▶ _Exercise objective_
Every record here needs to be written out again exactly.

----- Supplied records -----

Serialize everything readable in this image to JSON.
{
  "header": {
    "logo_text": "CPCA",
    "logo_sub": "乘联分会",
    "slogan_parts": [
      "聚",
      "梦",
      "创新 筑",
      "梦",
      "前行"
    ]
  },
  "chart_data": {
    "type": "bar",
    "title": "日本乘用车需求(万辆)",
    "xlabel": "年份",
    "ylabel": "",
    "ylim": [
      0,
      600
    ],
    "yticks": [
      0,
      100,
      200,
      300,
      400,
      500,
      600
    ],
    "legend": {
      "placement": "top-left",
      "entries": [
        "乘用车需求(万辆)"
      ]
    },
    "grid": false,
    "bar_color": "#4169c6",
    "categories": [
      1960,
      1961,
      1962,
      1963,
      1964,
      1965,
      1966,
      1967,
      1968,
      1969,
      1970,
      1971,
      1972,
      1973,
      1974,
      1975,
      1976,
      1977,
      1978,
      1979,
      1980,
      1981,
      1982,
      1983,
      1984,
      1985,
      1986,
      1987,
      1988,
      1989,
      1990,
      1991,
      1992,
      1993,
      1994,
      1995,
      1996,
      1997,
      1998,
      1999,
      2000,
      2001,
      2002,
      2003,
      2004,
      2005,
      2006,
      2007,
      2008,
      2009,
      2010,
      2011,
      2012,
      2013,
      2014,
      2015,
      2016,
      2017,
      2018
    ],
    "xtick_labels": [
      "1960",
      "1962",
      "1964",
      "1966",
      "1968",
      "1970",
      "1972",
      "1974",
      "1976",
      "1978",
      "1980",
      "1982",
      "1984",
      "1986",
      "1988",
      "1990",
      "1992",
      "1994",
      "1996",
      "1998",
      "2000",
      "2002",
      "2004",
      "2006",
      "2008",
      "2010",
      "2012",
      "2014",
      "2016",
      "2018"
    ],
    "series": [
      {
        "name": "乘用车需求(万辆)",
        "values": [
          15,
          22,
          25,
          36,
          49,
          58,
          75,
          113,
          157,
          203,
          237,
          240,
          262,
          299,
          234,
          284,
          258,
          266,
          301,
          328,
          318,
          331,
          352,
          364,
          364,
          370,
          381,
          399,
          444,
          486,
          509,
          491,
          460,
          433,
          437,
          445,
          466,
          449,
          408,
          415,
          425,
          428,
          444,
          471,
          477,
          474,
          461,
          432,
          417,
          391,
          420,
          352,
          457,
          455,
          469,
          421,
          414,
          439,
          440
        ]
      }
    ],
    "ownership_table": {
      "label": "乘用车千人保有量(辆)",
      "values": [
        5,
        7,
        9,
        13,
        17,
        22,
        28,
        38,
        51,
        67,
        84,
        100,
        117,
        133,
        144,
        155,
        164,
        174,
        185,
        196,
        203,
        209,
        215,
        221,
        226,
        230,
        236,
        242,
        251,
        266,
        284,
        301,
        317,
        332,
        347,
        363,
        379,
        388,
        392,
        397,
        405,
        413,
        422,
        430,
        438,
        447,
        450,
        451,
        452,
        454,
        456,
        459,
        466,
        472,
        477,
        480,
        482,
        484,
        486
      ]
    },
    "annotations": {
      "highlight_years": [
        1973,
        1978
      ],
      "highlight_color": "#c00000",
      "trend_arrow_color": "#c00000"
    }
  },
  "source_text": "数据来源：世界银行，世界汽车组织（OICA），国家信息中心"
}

-----

▶ _Final result_
Serialize everything readable in this image to JSON.
{
  "header": {
    "logo_text": "CPCA",
    "logo_sub": "乘联分会",
    "slogan_parts": [
      "聚",
      "梦",
      "创新 筑",
      "梦",
      "前行"
    ]
  },
  "chart_data": {
    "type": "bar",
    "title": "日本乘用车需求(万辆)",
    "xlabel": "年份",
    "ylabel": "",
    "ylim": [
      0,
      600
    ],
    "yticks": [
      0,
      100,
      200,
      300,
      400,
      500,
      600
    ],
    "legend": {
      "placement": "top-left",
      "entries": [
        "乘用车需求(万辆)"
      ]
    },
    "grid": false,
    "bar_color": "#4169c6",
    "categories": [
      1960,
      1961,
      1962,
      1963,
      1964,
      1965,
      1966,
      1967,
      1968,
      1969,
      1970,
      1971,
      1972,
      1973,
      1974,
      1975,
      1976,
      1977,
      1978,
      1979,
      1980,
      1981,
      1982,
      1983,
      1984,
      1985,
      1986,
      1987,
      1988,
      1989,
      1990,
      1991,
      1992,
      1993,
      1994,
      1995,
      1996,
      1997,
      1998,
      1999,
      2000,
      2001,
      2002,
      2003,
      2004,
      2005,
      2006,
      2007,
      2008,
      2009,
      2010,
      2011,
      2012,
      2013,
      2014,
      2015,
      2016,
      2017,
      2018
    ],
    "xtick_labels": [
      "1960",
      "1962",
      "1964",
      "1966",
      "1968",
      "1970",
      "1972",
      "1974",
      "1976",
      "1978",
      "1980",
      "1982",
      "1984",
      "1986",
      "1988",
      "1990",
      "1992",
      "1994",
      "1996",
      "1998",
      "2000",
      "2002",
      "2004",
      "2006",
      "2008",
      "2010",
      "2012",
      "2014",
      "2016",
      "2018"
    ],
    "series": [
      {
        "name": "乘用车需求(万辆)",
        "values": [
          15,
          22,
          25,
          36,
          49,
          58,
          75,
          113,
          157,
          203,
          237,
          240,
          262,
          299,
          234,
          284,
          258,
          266,
          301,
          328,
          318,
          331,
          352,
          364,
          364,
          370,
          381,
          399,
          444,
          486,
          509,
          491,
          460,
          433,
          437,
          445,
          466,
          449,
          408,
          415,
          425,
          428,
          444,
          471,
          477,
          474,
          461,
          432,
          417,
          391,
          420,
          352,
          457,
          455,
          469,
          421,
          414,
          439,
          440
        ]
      }
    ],
    "ownership_table": {
      "label": "乘用车千人保有量(辆)",
      "values": [
        5,
        7,
        9,
        13,
        17,
        22,
        28,
        38,
        51,
        67,
        84,
        100,
        117,
        133,
        144,
        155,
        164,
        174,
        185,
        196,
        203,
        209,
        215,
        221,
        226,
        230,
        236,
        242,
        251,
        266,
        284,
        301,
        317,
        332,
        347,
        363,
        379,
        388,
        392,
        397,
        405,
        413,
        422,
        430,
        438,
        447,
        450,
        451,
        452,
        454,
        456,
        459,
        466,
        472,
        477,
        480,
        482,
        484,
        486
      ]
    },
    "annotations": {
      "highlight_years": [
        1973,
        1978
      ],
      "highlight_color": "#c00000",
      "trend_arrow_color": "#c00000"
    }
  },
  "source_text": "数据来源：世界银行，世界汽车组织（OICA），国家信息中心"
}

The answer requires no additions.